▶ Problem requirements: Using the listing below, extract each line that has the word "footprints" in it.

--- Available records ---

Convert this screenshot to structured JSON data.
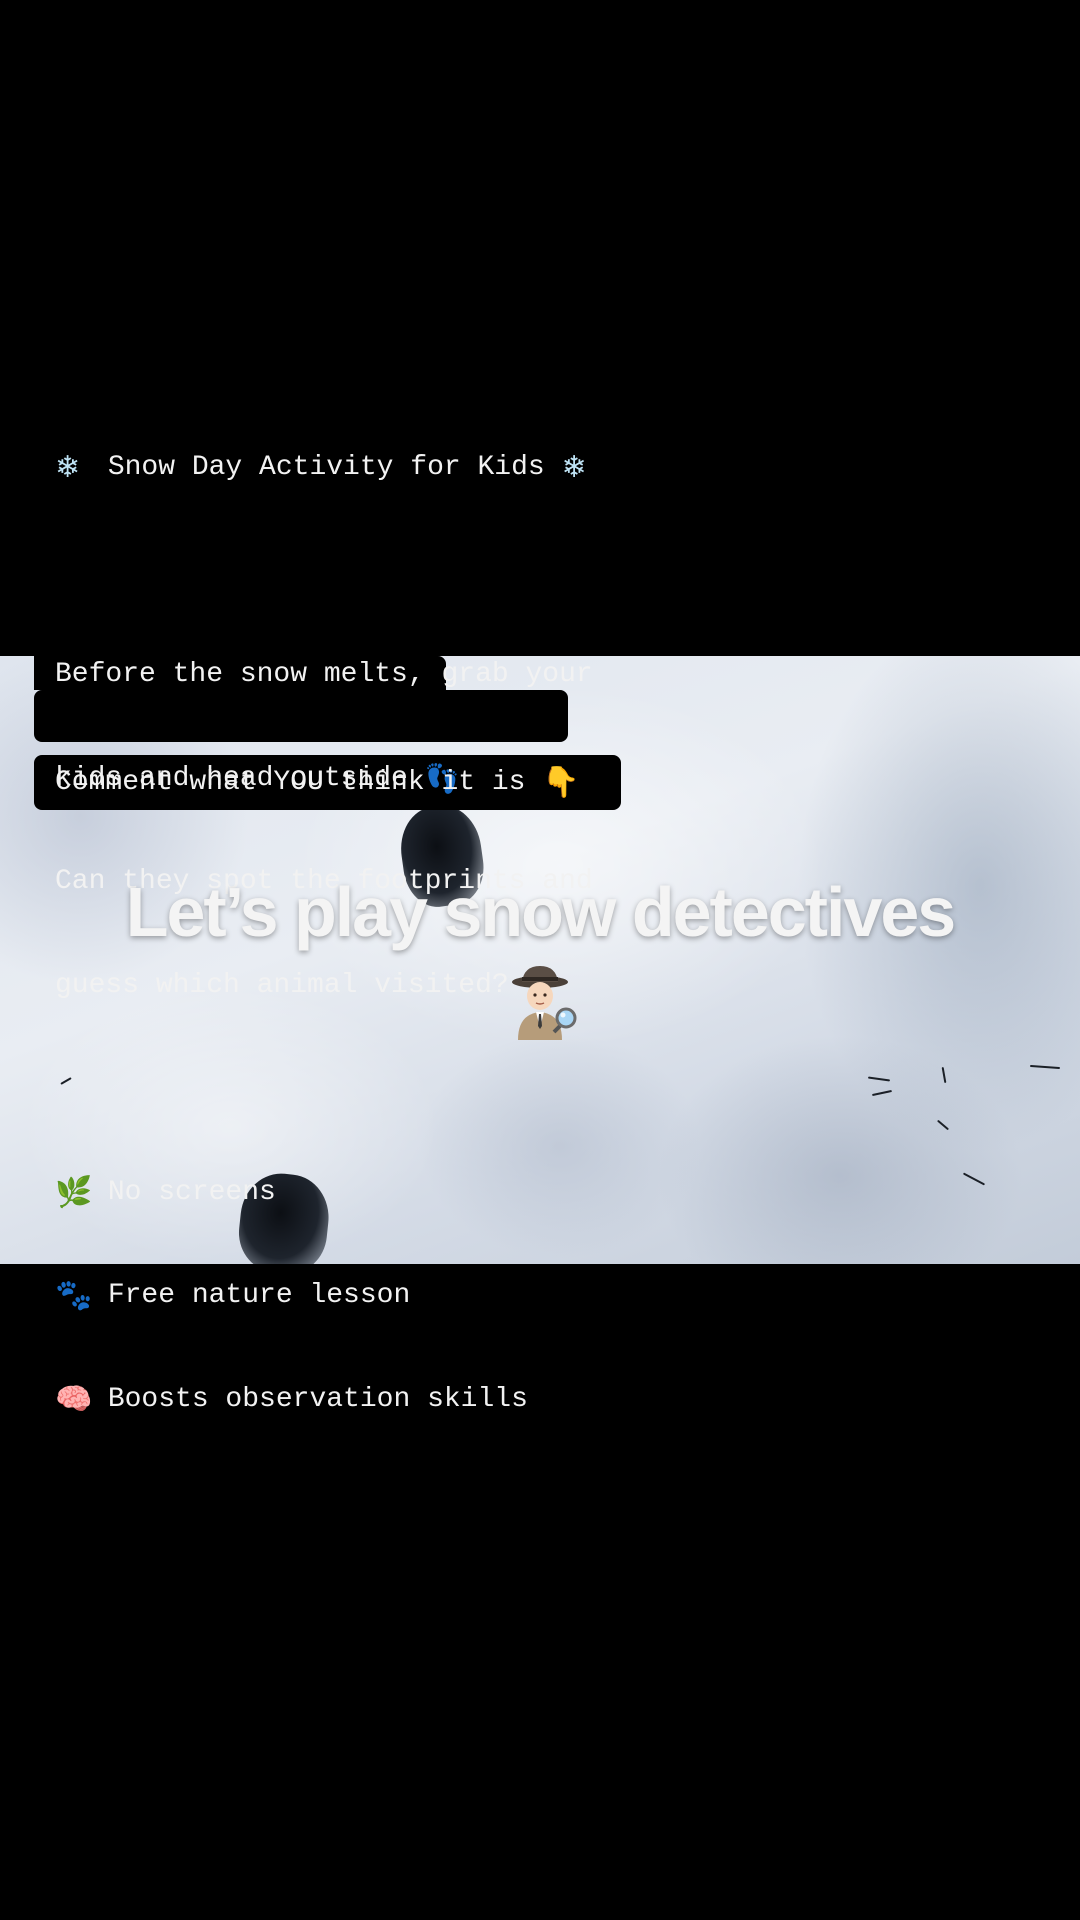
{
  "caption": {
    "title_line": "Snow Day Activity for Kids",
    "paragraph_lines": [
      "Before the snow melts, grab your",
      "kids and head outside",
      "Can they spot the footprints and",
      "guess which animal visited?"
    ],
    "bullets": [
      {
        "icon": "herb-icon",
        "glyph": "🌿",
        "label": "No screens"
      },
      {
        "icon": "paw-prints-icon",
        "glyph": "🐾",
        "label": "Free nature lesson"
      },
      {
        "icon": "brain-icon",
        "glyph": "🧠",
        "label": "Boosts observation skills"
      }
    ],
    "comment_line": "Comment what YOU think it is",
    "icons": {
      "snowflake": "❄",
      "footprints": "👣",
      "pointing_down": "👇"
    }
  },
  "overlay": {
    "title": "Let’s play snow detectives"
  },
  "colors": {
    "background": "#000000",
    "text": "#f2f2f2",
    "snow_light": "#e9edf3",
    "snow_shadow": "#c3ccd9"
  }
}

---

▶ Answer in full:
      "Can they spot the footprints and",
      "footprints": "👣",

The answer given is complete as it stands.